- [AIM OF THE TASK]: Set down the full listing exactly, character for character.

- [RECORDS SUPPLIED]:
──────
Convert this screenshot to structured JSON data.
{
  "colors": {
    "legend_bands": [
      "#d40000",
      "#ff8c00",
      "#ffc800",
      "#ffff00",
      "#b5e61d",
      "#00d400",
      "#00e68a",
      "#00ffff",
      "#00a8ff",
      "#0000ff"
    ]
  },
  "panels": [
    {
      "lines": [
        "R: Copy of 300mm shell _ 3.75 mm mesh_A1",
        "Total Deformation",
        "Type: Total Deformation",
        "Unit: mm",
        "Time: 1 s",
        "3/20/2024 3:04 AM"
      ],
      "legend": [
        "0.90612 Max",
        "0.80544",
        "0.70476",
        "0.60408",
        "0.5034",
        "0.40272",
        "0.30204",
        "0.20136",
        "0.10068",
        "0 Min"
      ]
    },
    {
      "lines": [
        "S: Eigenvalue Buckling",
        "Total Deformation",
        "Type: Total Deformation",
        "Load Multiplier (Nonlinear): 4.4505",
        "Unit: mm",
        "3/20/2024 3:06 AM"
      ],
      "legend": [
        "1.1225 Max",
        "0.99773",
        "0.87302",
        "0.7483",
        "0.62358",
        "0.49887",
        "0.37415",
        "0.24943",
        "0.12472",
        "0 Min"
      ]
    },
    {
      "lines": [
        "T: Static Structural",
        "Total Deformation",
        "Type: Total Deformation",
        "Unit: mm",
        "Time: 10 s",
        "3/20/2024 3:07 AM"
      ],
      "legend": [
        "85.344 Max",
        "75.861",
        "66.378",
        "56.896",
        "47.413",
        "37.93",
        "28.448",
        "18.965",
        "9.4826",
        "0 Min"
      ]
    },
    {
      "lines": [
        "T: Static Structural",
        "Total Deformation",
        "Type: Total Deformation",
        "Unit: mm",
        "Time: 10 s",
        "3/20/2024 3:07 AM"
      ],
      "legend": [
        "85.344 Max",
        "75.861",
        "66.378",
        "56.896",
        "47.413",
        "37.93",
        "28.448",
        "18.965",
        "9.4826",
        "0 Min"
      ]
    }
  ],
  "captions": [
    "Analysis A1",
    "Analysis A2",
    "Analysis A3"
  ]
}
──────
- [FINISHED ANSWER]:
Convert this screenshot to structured JSON data.
{
  "colors": {
    "legend_bands": [
      "#d40000",
      "#ff8c00",
      "#ffc800",
      "#ffff00",
      "#b5e61d",
      "#00d400",
      "#00e68a",
      "#00ffff",
      "#00a8ff",
      "#0000ff"
    ]
  },
  "panels": [
    {
      "lines": [
        "R: Copy of 300mm shell _ 3.75 mm mesh_A1",
        "Total Deformation",
        "Type: Total Deformation",
        "Unit: mm",
        "Time: 1 s",
        "3/20/2024 3:04 AM"
      ],
      "legend": [
        "0.90612 Max",
        "0.80544",
        "0.70476",
        "0.60408",
        "0.5034",
        "0.40272",
        "0.30204",
        "0.20136",
        "0.10068",
        "0 Min"
      ]
    },
    {
      "lines": [
        "S: Eigenvalue Buckling",
        "Total Deformation",
        "Type: Total Deformation",
        "Load Multiplier (Nonlinear): 4.4505",
        "Unit: mm",
        "3/20/2024 3:06 AM"
      ],
      "legend": [
        "1.1225 Max",
        "0.99773",
        "0.87302",
        "0.7483",
        "0.62358",
        "0.49887",
        "0.37415",
        "0.24943",
        "0.12472",
        "0 Min"
      ]
    },
    {
      "lines": [
        "T: Static Structural",
        "Total Deformation",
        "Type: Total Deformation",
        "Unit: mm",
        "Time: 10 s",
        "3/20/2024 3:07 AM"
      ],
      "legend": [
        "85.344 Max",
        "75.861",
        "66.378",
        "56.896",
        "47.413",
        "37.93",
        "28.448",
        "18.965",
        "9.4826",
        "0 Min"
      ]
    },
    {
      "lines": [
        "T: Static Structural",
        "Total Deformation",
        "Type: Total Deformation",
        "Unit: mm",
        "Time: 10 s",
        "3/20/2024 3:07 AM"
      ],
      "legend": [
        "85.344 Max",
        "75.861",
        "66.378",
        "56.896",
        "47.413",
        "37.93",
        "28.448",
        "18.965",
        "9.4826",
        "0 Min"
      ]
    }
  ],
  "captions": [
    "Analysis A1",
    "Analysis A2",
    "Analysis A3"
  ]
}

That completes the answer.